Spatial annotation entries:
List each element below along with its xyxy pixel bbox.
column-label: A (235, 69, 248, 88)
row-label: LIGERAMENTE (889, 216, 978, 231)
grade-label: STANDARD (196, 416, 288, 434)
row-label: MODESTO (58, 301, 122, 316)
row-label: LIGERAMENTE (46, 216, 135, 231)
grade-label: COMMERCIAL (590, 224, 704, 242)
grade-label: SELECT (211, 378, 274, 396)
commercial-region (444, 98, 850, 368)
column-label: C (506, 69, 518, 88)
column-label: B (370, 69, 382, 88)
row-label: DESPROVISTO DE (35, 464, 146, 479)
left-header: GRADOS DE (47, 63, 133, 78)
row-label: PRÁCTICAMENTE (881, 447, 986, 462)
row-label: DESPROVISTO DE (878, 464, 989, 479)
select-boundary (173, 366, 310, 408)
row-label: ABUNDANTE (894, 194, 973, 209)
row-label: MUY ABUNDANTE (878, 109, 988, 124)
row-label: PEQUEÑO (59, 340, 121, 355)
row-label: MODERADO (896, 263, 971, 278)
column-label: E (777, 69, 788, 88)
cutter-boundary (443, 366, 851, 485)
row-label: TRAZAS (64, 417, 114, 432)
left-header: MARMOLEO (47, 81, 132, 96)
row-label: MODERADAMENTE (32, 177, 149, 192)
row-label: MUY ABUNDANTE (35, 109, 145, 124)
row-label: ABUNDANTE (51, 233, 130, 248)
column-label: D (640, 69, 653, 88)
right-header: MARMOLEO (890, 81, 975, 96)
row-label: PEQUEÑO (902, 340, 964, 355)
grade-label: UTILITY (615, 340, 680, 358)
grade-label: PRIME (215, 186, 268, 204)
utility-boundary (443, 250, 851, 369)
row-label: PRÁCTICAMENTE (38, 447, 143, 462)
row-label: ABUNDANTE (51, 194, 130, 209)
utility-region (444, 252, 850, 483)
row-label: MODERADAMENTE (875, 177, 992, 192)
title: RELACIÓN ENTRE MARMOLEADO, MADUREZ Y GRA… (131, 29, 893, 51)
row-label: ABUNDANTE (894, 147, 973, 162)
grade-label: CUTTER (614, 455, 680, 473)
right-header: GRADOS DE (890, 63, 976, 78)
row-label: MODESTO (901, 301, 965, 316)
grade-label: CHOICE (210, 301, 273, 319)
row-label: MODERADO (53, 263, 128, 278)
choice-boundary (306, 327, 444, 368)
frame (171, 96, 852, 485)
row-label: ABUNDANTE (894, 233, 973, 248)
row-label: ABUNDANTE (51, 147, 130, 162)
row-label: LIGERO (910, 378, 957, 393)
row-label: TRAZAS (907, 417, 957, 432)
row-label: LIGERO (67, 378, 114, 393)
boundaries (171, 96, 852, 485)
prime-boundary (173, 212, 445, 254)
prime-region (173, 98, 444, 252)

**Set problem**
Copy out the entries from the very first line through the line containing "row-label: ABUNDANTE (894, 194, 973, 209)", including both of those lines.

**Exercise result**
List each element below along with its xyxy pixel bbox.
column-label: A (235, 69, 248, 88)
row-label: LIGERAMENTE (889, 216, 978, 231)
grade-label: STANDARD (196, 416, 288, 434)
row-label: MODESTO (58, 301, 122, 316)
row-label: LIGERAMENTE (46, 216, 135, 231)
grade-label: COMMERCIAL (590, 224, 704, 242)
grade-label: SELECT (211, 378, 274, 396)
commercial-region (444, 98, 850, 368)
column-label: C (506, 69, 518, 88)
column-label: B (370, 69, 382, 88)
row-label: DESPROVISTO DE (35, 464, 146, 479)
left-header: GRADOS DE (47, 63, 133, 78)
row-label: PRÁCTICAMENTE (881, 447, 986, 462)
row-label: DESPROVISTO DE (878, 464, 989, 479)
select-boundary (173, 366, 310, 408)
row-label: ABUNDANTE (894, 194, 973, 209)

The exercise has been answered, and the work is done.